=== Testo da analizzare ===
++++
I sindacati chiedono il rispetto delle misure di sicurezza per chi resterà al lavoro ma anche certezze per il dopo emergenza. E sui due fronti mancano ancora risposte. Nelle sedi provinciali semi deserte, in questi giorni c'è tanto lavoro da sbrigare.

«Oltre aziende stanno avviando le procedure per la cassa integrazione, purtroppo, la Regione è in enorme ritardo sull'accordo quadro per la Cassa in deroga: ad oggi è l'unica in tutta Italia a non aver ancora concluso l'iter». È l'accusa lanciata dai segretari di Cgil, Cisl e Uil, che non nascondo l'enorme preoccupazione per il futuro di aziende e lavoratori. Spiegano che i ritardi possono avere effetti molto negativi e non solo nell'immediatezza.

Dice Andrea Sanna, segretario generale della Cgil. «Il nostro tessuto economico è caratterizzato da un gran numero di piccolissime aziende che, costrette a sospendere l'attività, possono proteggere i loro dipendenti solo con ferie o cig.

Trattandosi in prevalenza di piccole realtà ciò che serve sono fondi per assurdo maggiori rispetto agli interventi in favore delle aziende di media dimensione. Applicare la cig in deroga in Provincia significa fare un intervento a tappeto su diverse migliaia di lavoratori. Ad oggi non ci sono gli strumenti finanziaria, normativi e di personale.

I sindacalisti spiegano che bisogna fare distinzione tra aziende che già applicano rigidi protocolli sanitari, come quelle dell’agroalimentare, e altre che invece sono più indietro. Da un lato ci sono imprese ben strutturate ad esempio del settore agro alimentare, già attrezzate per la sicurezza e l'igiene, dunque preparate ad affrontare le nuove rigide misure disposte contro il contagio da Covid-19, in grado di continuare a lavorare e che stanno operando a pieno regime.
++++
=== Istruzioni operative ===
Puoi ripetere parola per parola il passo del testo sulla cassa integrazione in deroga che va da "Dice Andrea Sanna, segretario" a "e di personale."?

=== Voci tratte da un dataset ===
++++
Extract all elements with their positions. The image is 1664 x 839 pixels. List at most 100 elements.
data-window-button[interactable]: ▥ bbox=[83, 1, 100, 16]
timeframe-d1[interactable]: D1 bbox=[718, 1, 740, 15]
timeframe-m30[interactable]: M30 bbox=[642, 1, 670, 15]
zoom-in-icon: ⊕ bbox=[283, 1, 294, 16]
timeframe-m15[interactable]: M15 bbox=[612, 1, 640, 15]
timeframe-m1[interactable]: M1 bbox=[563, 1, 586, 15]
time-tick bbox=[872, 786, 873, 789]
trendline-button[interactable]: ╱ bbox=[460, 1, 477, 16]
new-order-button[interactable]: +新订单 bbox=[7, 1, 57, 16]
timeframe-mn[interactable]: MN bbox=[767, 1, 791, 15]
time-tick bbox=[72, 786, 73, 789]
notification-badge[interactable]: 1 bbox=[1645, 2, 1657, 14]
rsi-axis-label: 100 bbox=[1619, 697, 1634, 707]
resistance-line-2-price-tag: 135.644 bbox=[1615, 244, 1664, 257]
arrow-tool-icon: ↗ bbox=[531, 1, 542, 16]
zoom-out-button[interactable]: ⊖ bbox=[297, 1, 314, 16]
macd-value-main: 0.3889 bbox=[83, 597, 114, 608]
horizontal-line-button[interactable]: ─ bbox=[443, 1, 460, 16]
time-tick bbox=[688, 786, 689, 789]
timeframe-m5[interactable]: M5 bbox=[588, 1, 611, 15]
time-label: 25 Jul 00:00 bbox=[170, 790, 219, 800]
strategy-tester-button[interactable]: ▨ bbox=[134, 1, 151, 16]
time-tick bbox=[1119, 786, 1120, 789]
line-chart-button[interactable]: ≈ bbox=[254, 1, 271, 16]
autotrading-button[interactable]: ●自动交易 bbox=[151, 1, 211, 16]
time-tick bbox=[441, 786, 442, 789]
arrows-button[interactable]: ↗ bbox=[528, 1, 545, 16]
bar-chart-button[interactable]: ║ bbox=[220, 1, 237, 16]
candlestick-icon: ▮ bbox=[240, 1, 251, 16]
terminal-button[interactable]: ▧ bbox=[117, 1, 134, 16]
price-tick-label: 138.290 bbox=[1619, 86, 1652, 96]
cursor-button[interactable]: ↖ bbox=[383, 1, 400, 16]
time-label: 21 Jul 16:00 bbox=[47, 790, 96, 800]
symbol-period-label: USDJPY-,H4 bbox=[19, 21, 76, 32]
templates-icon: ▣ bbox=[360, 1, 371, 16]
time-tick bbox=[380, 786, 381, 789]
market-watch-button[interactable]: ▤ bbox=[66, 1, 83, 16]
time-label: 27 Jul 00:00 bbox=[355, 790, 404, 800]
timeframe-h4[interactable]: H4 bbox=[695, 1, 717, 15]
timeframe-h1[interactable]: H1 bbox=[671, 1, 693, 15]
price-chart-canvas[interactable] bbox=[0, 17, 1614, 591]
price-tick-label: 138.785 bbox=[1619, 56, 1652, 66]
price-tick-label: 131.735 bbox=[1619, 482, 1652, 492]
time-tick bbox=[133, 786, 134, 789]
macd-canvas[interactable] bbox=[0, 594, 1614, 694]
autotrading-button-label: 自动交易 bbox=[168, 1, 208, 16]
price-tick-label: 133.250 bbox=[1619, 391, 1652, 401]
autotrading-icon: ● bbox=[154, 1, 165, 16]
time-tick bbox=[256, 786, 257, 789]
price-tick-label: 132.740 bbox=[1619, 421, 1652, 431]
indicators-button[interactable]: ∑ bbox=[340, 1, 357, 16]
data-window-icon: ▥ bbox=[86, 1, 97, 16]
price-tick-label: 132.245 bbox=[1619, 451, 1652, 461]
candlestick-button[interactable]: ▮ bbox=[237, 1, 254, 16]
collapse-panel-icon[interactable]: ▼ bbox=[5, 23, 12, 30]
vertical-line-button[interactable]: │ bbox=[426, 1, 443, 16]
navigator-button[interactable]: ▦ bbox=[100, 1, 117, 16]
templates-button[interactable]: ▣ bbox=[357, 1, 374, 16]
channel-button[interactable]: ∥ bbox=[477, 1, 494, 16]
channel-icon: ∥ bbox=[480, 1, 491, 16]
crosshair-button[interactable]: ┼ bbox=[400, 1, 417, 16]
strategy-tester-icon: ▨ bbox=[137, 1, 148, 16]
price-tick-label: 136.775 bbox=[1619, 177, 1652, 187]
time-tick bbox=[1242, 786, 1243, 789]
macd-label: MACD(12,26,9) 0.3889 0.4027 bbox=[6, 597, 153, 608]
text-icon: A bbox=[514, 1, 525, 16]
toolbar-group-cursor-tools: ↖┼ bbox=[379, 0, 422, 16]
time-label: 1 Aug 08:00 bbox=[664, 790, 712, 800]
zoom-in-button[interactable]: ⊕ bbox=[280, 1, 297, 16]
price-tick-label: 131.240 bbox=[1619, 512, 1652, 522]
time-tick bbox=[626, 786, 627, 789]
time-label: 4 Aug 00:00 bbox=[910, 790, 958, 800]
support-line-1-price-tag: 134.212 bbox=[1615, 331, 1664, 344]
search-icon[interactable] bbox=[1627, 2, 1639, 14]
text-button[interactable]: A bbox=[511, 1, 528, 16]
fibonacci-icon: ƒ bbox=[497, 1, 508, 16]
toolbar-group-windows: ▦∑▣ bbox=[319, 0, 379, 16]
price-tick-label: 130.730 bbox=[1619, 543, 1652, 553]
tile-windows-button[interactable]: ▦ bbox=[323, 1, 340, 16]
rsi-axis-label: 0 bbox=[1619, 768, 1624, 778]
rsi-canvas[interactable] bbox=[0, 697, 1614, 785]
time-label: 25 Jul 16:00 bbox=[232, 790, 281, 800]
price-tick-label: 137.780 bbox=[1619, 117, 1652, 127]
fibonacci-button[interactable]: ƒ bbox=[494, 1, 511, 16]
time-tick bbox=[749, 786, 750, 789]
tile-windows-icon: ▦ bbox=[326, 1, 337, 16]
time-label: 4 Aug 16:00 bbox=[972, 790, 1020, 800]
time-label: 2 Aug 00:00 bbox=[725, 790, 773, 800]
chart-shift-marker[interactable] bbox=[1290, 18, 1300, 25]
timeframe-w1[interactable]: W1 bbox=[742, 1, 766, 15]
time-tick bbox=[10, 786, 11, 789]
++++
=== Risposta all'esercizio ===
Dice Andrea Sanna, segretario generale della Cgil. «Il nostro tessuto economico è caratterizzato da un gran numero di piccolissime aziende che, costrette a sospendere l'attività, possono proteggere i loro dipendenti solo con ferie o cig.

Trattandosi in prevalenza di piccole realtà ciò che serve sono fondi per assurdo maggiori rispetto agli interventi in favore delle aziende di media dimensione. Applicare la cig in deroga in Provincia significa fare un intervento a tappeto su diverse migliaia di lavoratori. Ad oggi non ci sono gli strumenti finanziaria, normativi e di personale.